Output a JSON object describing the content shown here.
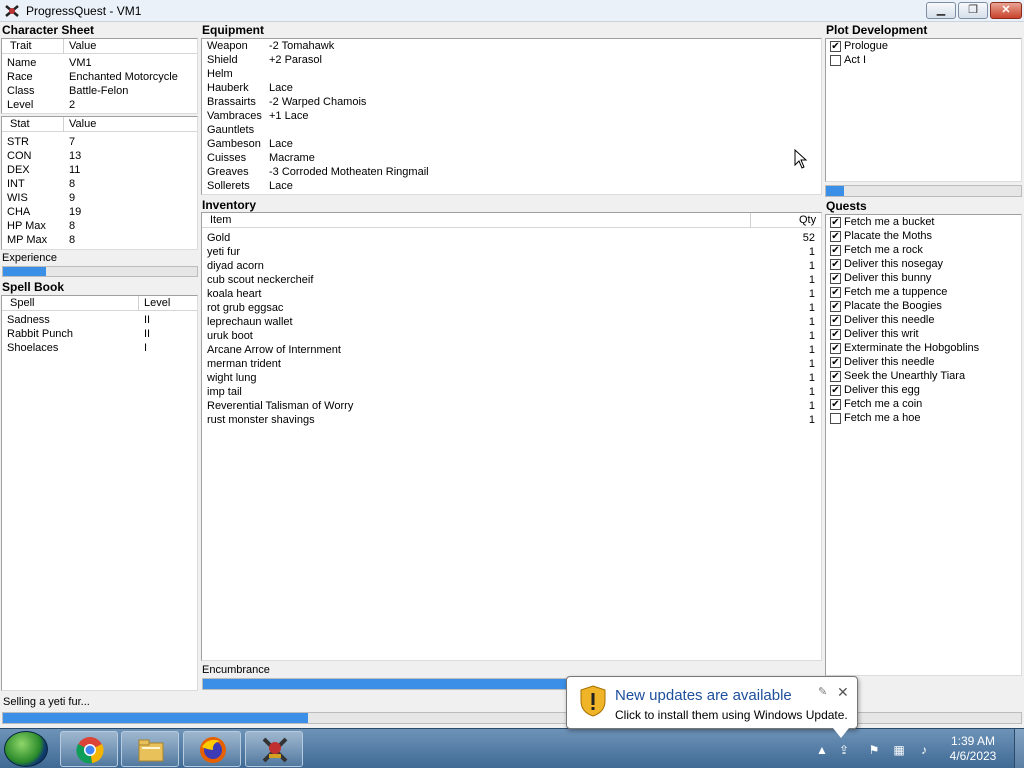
{
  "window": {
    "title": "ProgressQuest - VM1"
  },
  "character_sheet": {
    "header": "Character Sheet",
    "trait_col": "Trait",
    "value_col": "Value",
    "traits": [
      {
        "name": "Name",
        "value": "VM1"
      },
      {
        "name": "Race",
        "value": "Enchanted Motorcycle"
      },
      {
        "name": "Class",
        "value": "Battle-Felon"
      },
      {
        "name": "Level",
        "value": "2"
      }
    ],
    "stat_col": "Stat",
    "stat_value_col": "Value",
    "stats": [
      {
        "name": "STR",
        "value": "7"
      },
      {
        "name": "CON",
        "value": "13"
      },
      {
        "name": "DEX",
        "value": "11"
      },
      {
        "name": "INT",
        "value": "8"
      },
      {
        "name": "WIS",
        "value": "9"
      },
      {
        "name": "CHA",
        "value": "19"
      },
      {
        "name": "HP Max",
        "value": "8"
      },
      {
        "name": "MP Max",
        "value": "8"
      }
    ],
    "experience_label": "Experience",
    "experience_progress": 0.22
  },
  "spell_book": {
    "header": "Spell Book",
    "spell_col": "Spell",
    "level_col": "Level",
    "spells": [
      {
        "name": "Sadness",
        "level": "II"
      },
      {
        "name": "Rabbit Punch",
        "level": "II"
      },
      {
        "name": "Shoelaces",
        "level": "I"
      }
    ]
  },
  "equipment": {
    "header": "Equipment",
    "items": [
      {
        "slot": "Weapon",
        "item": "-2 Tomahawk"
      },
      {
        "slot": "Shield",
        "item": "+2 Parasol"
      },
      {
        "slot": "Helm",
        "item": ""
      },
      {
        "slot": "Hauberk",
        "item": "Lace"
      },
      {
        "slot": "Brassairts",
        "item": "-2 Warped Chamois"
      },
      {
        "slot": "Vambraces",
        "item": "+1 Lace"
      },
      {
        "slot": "Gauntlets",
        "item": ""
      },
      {
        "slot": "Gambeson",
        "item": "Lace"
      },
      {
        "slot": "Cuisses",
        "item": "Macrame"
      },
      {
        "slot": "Greaves",
        "item": "-3 Corroded Motheaten Ringmail"
      },
      {
        "slot": "Sollerets",
        "item": "Lace"
      }
    ]
  },
  "inventory": {
    "header": "Inventory",
    "item_col": "Item",
    "qty_col": "Qty",
    "items": [
      {
        "name": "Gold",
        "qty": "52"
      },
      {
        "name": "yeti fur",
        "qty": "1"
      },
      {
        "name": "diyad acorn",
        "qty": "1"
      },
      {
        "name": "cub scout neckercheif",
        "qty": "1"
      },
      {
        "name": "koala heart",
        "qty": "1"
      },
      {
        "name": "rot grub eggsac",
        "qty": "1"
      },
      {
        "name": "leprechaun wallet",
        "qty": "1"
      },
      {
        "name": "uruk boot",
        "qty": "1"
      },
      {
        "name": "Arcane Arrow of Internment",
        "qty": "1"
      },
      {
        "name": "merman trident",
        "qty": "1"
      },
      {
        "name": "wight lung",
        "qty": "1"
      },
      {
        "name": "imp tail",
        "qty": "1"
      },
      {
        "name": "Reverential Talisman of Worry",
        "qty": "1"
      },
      {
        "name": "rust monster shavings",
        "qty": "1"
      }
    ],
    "encumbrance_label": "Encumbrance",
    "encumbrance_progress": 0.91
  },
  "plot": {
    "header": "Plot Development",
    "acts": [
      {
        "label": "Prologue",
        "done": true
      },
      {
        "label": "Act I",
        "done": false
      }
    ],
    "progress": 0.09
  },
  "quests": {
    "header": "Quests",
    "items": [
      {
        "label": "Fetch me a bucket",
        "done": true
      },
      {
        "label": "Placate the Moths",
        "done": true
      },
      {
        "label": "Fetch me a rock",
        "done": true
      },
      {
        "label": "Deliver this nosegay",
        "done": true
      },
      {
        "label": "Deliver this bunny",
        "done": true
      },
      {
        "label": "Fetch me a tuppence",
        "done": true
      },
      {
        "label": "Placate the Boogies",
        "done": true
      },
      {
        "label": "Deliver this needle",
        "done": true
      },
      {
        "label": "Deliver this writ",
        "done": true
      },
      {
        "label": "Exterminate the Hobgoblins",
        "done": true
      },
      {
        "label": "Deliver this needle",
        "done": true
      },
      {
        "label": "Seek the Unearthly Tiara",
        "done": true
      },
      {
        "label": "Deliver this egg",
        "done": true
      },
      {
        "label": "Fetch me a coin",
        "done": true
      },
      {
        "label": "Fetch me a hoe",
        "done": false
      }
    ]
  },
  "status": {
    "text": "Selling a yeti fur...",
    "progress": 0.3
  },
  "notification": {
    "title": "New updates are available",
    "body": "Click to install them using Windows Update."
  },
  "taskbar": {
    "time": "1:39 AM",
    "date": "4/6/2023",
    "buttons": [
      "chrome-icon",
      "file-explorer-icon",
      "firefox-icon",
      "progressquest-icon"
    ]
  },
  "colors": {
    "progress": "#3c8fe6",
    "title_blue": "#1e4f9c"
  }
}
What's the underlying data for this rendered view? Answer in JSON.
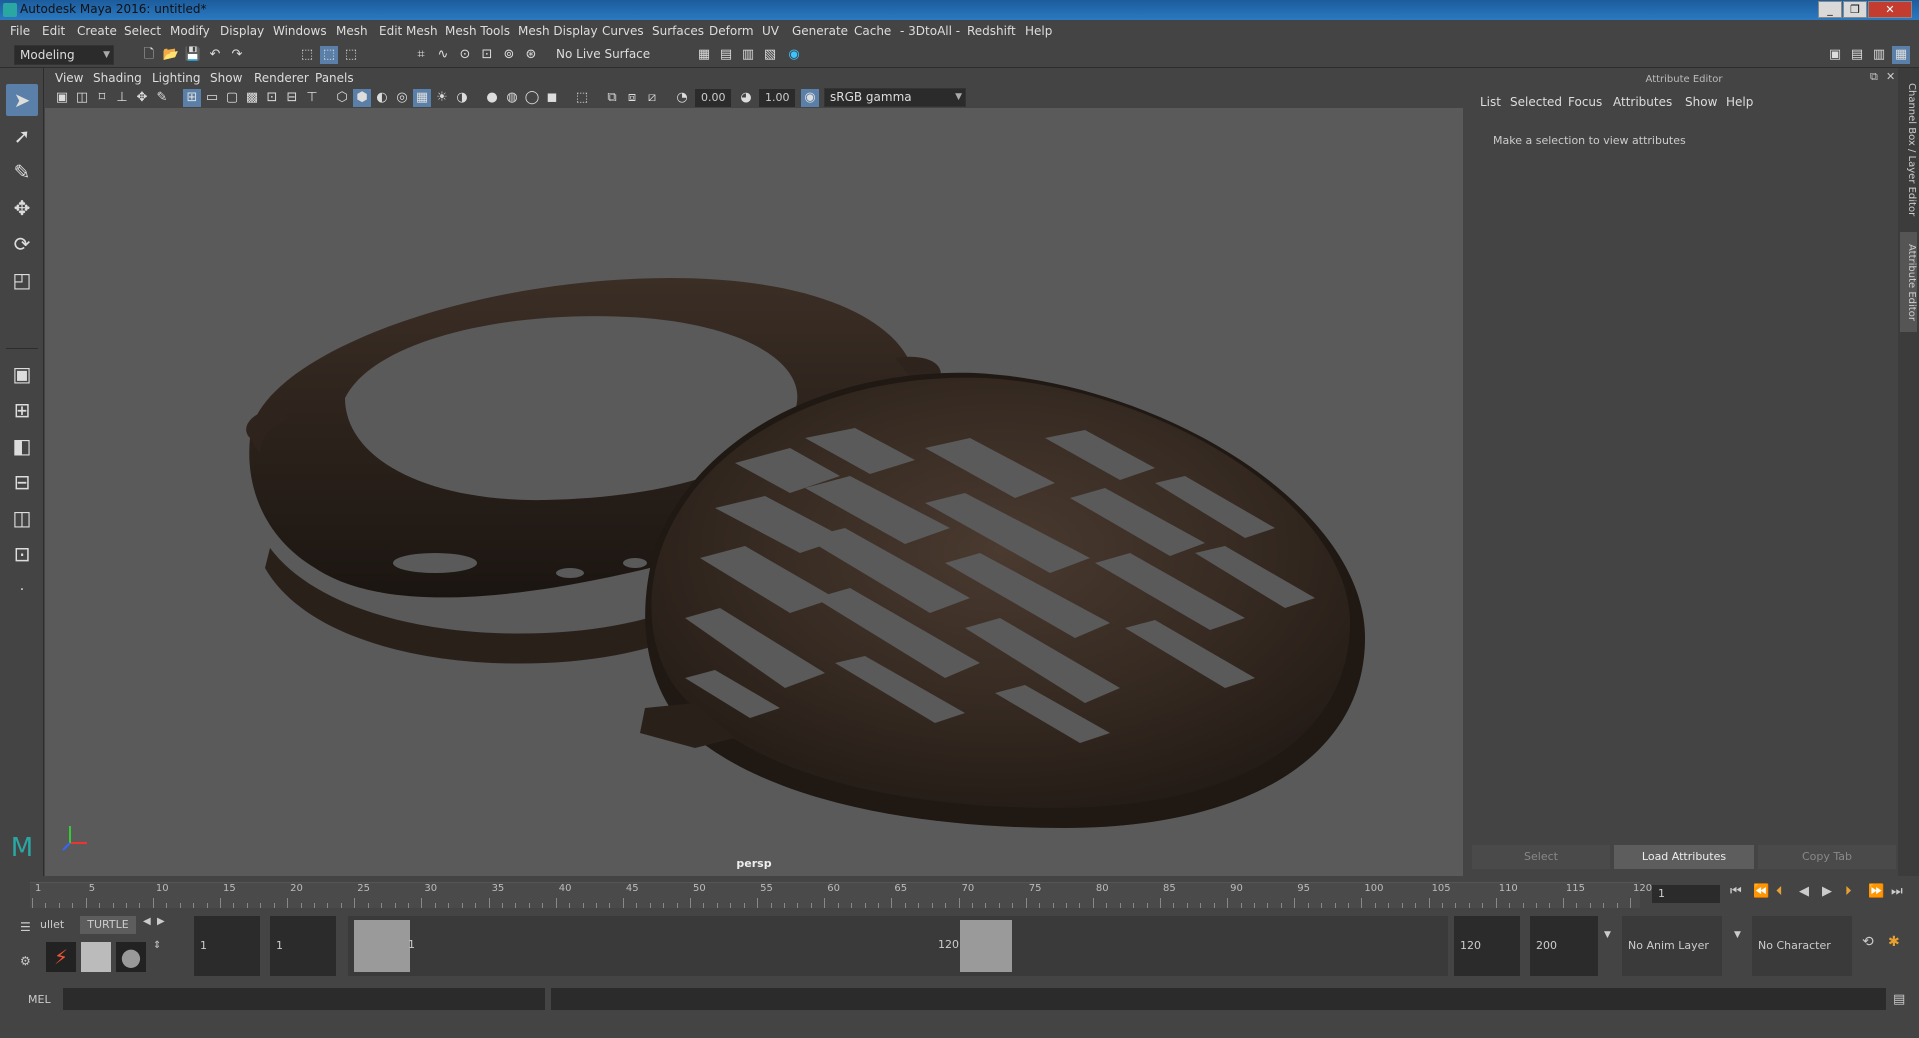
{
  "window": {
    "title": "Autodesk Maya 2016: untitled*",
    "controls": [
      "_",
      "❐",
      "✕"
    ]
  },
  "menubar": [
    "File",
    "Edit",
    "Create",
    "Select",
    "Modify",
    "Display",
    "Windows",
    "Mesh",
    "Edit Mesh",
    "Mesh Tools",
    "Mesh Display",
    "Curves",
    "Surfaces",
    "Deform",
    "UV",
    "Generate",
    "Cache",
    "- 3DtoAll -",
    "Redshift",
    "Help"
  ],
  "toolbar": {
    "mode": "Modeling",
    "live_surface": "No Live Surface"
  },
  "viewport": {
    "menu": [
      "View",
      "Shading",
      "Lighting",
      "Show",
      "Renderer",
      "Panels"
    ],
    "exposure": "0.00",
    "gamma": "1.00",
    "color_space": "sRGB gamma",
    "camera_label": "persp",
    "axis": {
      "x": "x",
      "y": "y",
      "z": "z"
    }
  },
  "attribute_editor": {
    "title": "Attribute Editor",
    "menu": [
      "List",
      "Selected",
      "Focus",
      "Attributes",
      "Show",
      "Help"
    ],
    "message": "Make a selection to view attributes",
    "buttons": {
      "select": "Select",
      "load": "Load Attributes",
      "copy": "Copy Tab"
    }
  },
  "side_tabs": {
    "channel_box": "Channel Box / Layer Editor",
    "attribute_editor": "Attribute Editor"
  },
  "timeline": {
    "ticks": [
      "1",
      "5",
      "10",
      "15",
      "20",
      "25",
      "30",
      "35",
      "40",
      "45",
      "50",
      "55",
      "60",
      "65",
      "70",
      "75",
      "80",
      "85",
      "90",
      "95",
      "100",
      "105",
      "110",
      "115",
      "120"
    ],
    "current_frame": "1"
  },
  "range": {
    "shelf_tabs": [
      "ullet",
      "TURTLE"
    ],
    "start": "1",
    "playback_start": "1",
    "range_start_label": "1",
    "range_end_label": "120",
    "playback_end": "120",
    "end": "200",
    "anim_layer": "No Anim Layer",
    "character_set": "No Character Set"
  },
  "cmdline": {
    "label": "MEL"
  },
  "colors": {
    "accent": "#5a7fa8",
    "viewport_bg": "#5a5a5a",
    "panel": "#444444",
    "field": "#2b2b2b"
  }
}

Task description:
Omitting all images, print the listing exactly.

Written answer:
Output a JSON object describing the content shown here.
{
  "window": {
    "title": "ProgressQuest - VM1"
  },
  "character_sheet": {
    "header": "Character Sheet",
    "trait_col": "Trait",
    "value_col": "Value",
    "traits": [
      {
        "name": "Name",
        "value": "VM1"
      },
      {
        "name": "Race",
        "value": "Enchanted Motorcycle"
      },
      {
        "name": "Class",
        "value": "Battle-Felon"
      },
      {
        "name": "Level",
        "value": "2"
      }
    ],
    "stat_col": "Stat",
    "stat_value_col": "Value",
    "stats": [
      {
        "name": "STR",
        "value": "7"
      },
      {
        "name": "CON",
        "value": "13"
      },
      {
        "name": "DEX",
        "value": "11"
      },
      {
        "name": "INT",
        "value": "8"
      },
      {
        "name": "WIS",
        "value": "9"
      },
      {
        "name": "CHA",
        "value": "19"
      },
      {
        "name": "HP Max",
        "value": "8"
      },
      {
        "name": "MP Max",
        "value": "8"
      }
    ],
    "experience_label": "Experience",
    "experience_progress": 0.22
  },
  "spell_book": {
    "header": "Spell Book",
    "spell_col": "Spell",
    "level_col": "Level",
    "spells": [
      {
        "name": "Sadness",
        "level": "II"
      },
      {
        "name": "Rabbit Punch",
        "level": "II"
      },
      {
        "name": "Shoelaces",
        "level": "I"
      }
    ]
  },
  "equipment": {
    "header": "Equipment",
    "items": [
      {
        "slot": "Weapon",
        "item": "-2 Tomahawk"
      },
      {
        "slot": "Shield",
        "item": "+2 Parasol"
      },
      {
        "slot": "Helm",
        "item": ""
      },
      {
        "slot": "Hauberk",
        "item": "Lace"
      },
      {
        "slot": "Brassairts",
        "item": "-2 Warped Chamois"
      },
      {
        "slot": "Vambraces",
        "item": "+1 Lace"
      },
      {
        "slot": "Gauntlets",
        "item": ""
      },
      {
        "slot": "Gambeson",
        "item": "Lace"
      },
      {
        "slot": "Cuisses",
        "item": "Macrame"
      },
      {
        "slot": "Greaves",
        "item": "-3 Corroded Motheaten Ringmail"
      },
      {
        "slot": "Sollerets",
        "item": "Lace"
      }
    ]
  },
  "inventory": {
    "header": "Inventory",
    "item_col": "Item",
    "qty_col": "Qty",
    "items": [
      {
        "name": "Gold",
        "qty": "52"
      },
      {
        "name": "yeti fur",
        "qty": "1"
      },
      {
        "name": "diyad acorn",
        "qty": "1"
      },
      {
        "name": "cub scout neckercheif",
        "qty": "1"
      },
      {
        "name": "koala heart",
        "qty": "1"
      },
      {
        "name": "rot grub eggsac",
        "qty": "1"
      },
      {
        "name": "leprechaun wallet",
        "qty": "1"
      },
      {
        "name": "uruk boot",
        "qty": "1"
      },
      {
        "name": "Arcane Arrow of Internment",
        "qty": "1"
      },
      {
        "name": "merman trident",
        "qty": "1"
      },
      {
        "name": "wight lung",
        "qty": "1"
      },
      {
        "name": "imp tail",
        "qty": "1"
      },
      {
        "name": "Reverential Talisman of Worry",
        "qty": "1"
      },
      {
        "name": "rust monster shavings",
        "qty": "1"
      }
    ],
    "encumbrance_label": "Encumbrance",
    "encumbrance_progress": 0.91
  },
  "plot": {
    "header": "Plot Development",
    "acts": [
      {
        "label": "Prologue",
        "done": true
      },
      {
        "label": "Act I",
        "done": false
      }
    ],
    "progress": 0.09
  },
  "quests": {
    "header": "Quests",
    "items": [
      {
        "label": "Fetch me a bucket",
        "done": true
      },
      {
        "label": "Placate the Moths",
        "done": true
      },
      {
        "label": "Fetch me a rock",
        "done": true
      },
      {
        "label": "Deliver this nosegay",
        "done": true
      },
      {
        "label": "Deliver this bunny",
        "done": true
      },
      {
        "label": "Fetch me a tuppence",
        "done": true
      },
      {
        "label": "Placate the Boogies",
        "done": true
      },
      {
        "label": "Deliver this needle",
        "done": true
      },
      {
        "label": "Deliver this writ",
        "done": true
      },
      {
        "label": "Exterminate the Hobgoblins",
        "done": true
      },
      {
        "label": "Deliver this needle",
        "done": true
      },
      {
        "label": "Seek the Unearthly Tiara",
        "done": true
      },
      {
        "label": "Deliver this egg",
        "done": true
      },
      {
        "label": "Fetch me a coin",
        "done": true
      },
      {
        "label": "Fetch me a hoe",
        "done": false
      }
    ]
  },
  "status": {
    "text": "Selling a yeti fur...",
    "progress": 0.3
  },
  "notification": {
    "title": "New updates are available",
    "body": "Click to install them using Windows Update."
  },
  "taskbar": {
    "time": "1:39 AM",
    "date": "4/6/2023",
    "buttons": [
      "chrome-icon",
      "file-explorer-icon",
      "firefox-icon",
      "progressquest-icon"
    ]
  },
  "colors": {
    "progress": "#3c8fe6",
    "title_blue": "#1e4f9c"
  }
}
What's the underlying data for this rendered view? Answer in JSON.
{
  "window": {
    "title": "Autodesk Maya 2016: untitled*",
    "controls": [
      "_",
      "❐",
      "✕"
    ]
  },
  "menubar": [
    "File",
    "Edit",
    "Create",
    "Select",
    "Modify",
    "Display",
    "Windows",
    "Mesh",
    "Edit Mesh",
    "Mesh Tools",
    "Mesh Display",
    "Curves",
    "Surfaces",
    "Deform",
    "UV",
    "Generate",
    "Cache",
    "- 3DtoAll -",
    "Redshift",
    "Help"
  ],
  "toolbar": {
    "mode": "Modeling",
    "live_surface": "No Live Surface"
  },
  "viewport": {
    "menu": [
      "View",
      "Shading",
      "Lighting",
      "Show",
      "Renderer",
      "Panels"
    ],
    "exposure": "0.00",
    "gamma": "1.00",
    "color_space": "sRGB gamma",
    "camera_label": "persp",
    "axis": {
      "x": "x",
      "y": "y",
      "z": "z"
    }
  },
  "attribute_editor": {
    "title": "Attribute Editor",
    "menu": [
      "List",
      "Selected",
      "Focus",
      "Attributes",
      "Show",
      "Help"
    ],
    "message": "Make a selection to view attributes",
    "buttons": {
      "select": "Select",
      "load": "Load Attributes",
      "copy": "Copy Tab"
    }
  },
  "side_tabs": {
    "channel_box": "Channel Box / Layer Editor",
    "attribute_editor": "Attribute Editor"
  },
  "timeline": {
    "ticks": [
      "1",
      "5",
      "10",
      "15",
      "20",
      "25",
      "30",
      "35",
      "40",
      "45",
      "50",
      "55",
      "60",
      "65",
      "70",
      "75",
      "80",
      "85",
      "90",
      "95",
      "100",
      "105",
      "110",
      "115",
      "120"
    ],
    "current_frame": "1"
  },
  "range": {
    "shelf_tabs": [
      "ullet",
      "TURTLE"
    ],
    "start": "1",
    "playback_start": "1",
    "range_start_label": "1",
    "range_end_label": "120",
    "playback_end": "120",
    "end": "200",
    "anim_layer": "No Anim Layer",
    "character_set": "No Character Set"
  },
  "cmdline": {
    "label": "MEL"
  },
  "colors": {
    "accent": "#5a7fa8",
    "viewport_bg": "#5a5a5a",
    "panel": "#444444",
    "field": "#2b2b2b"
  }
}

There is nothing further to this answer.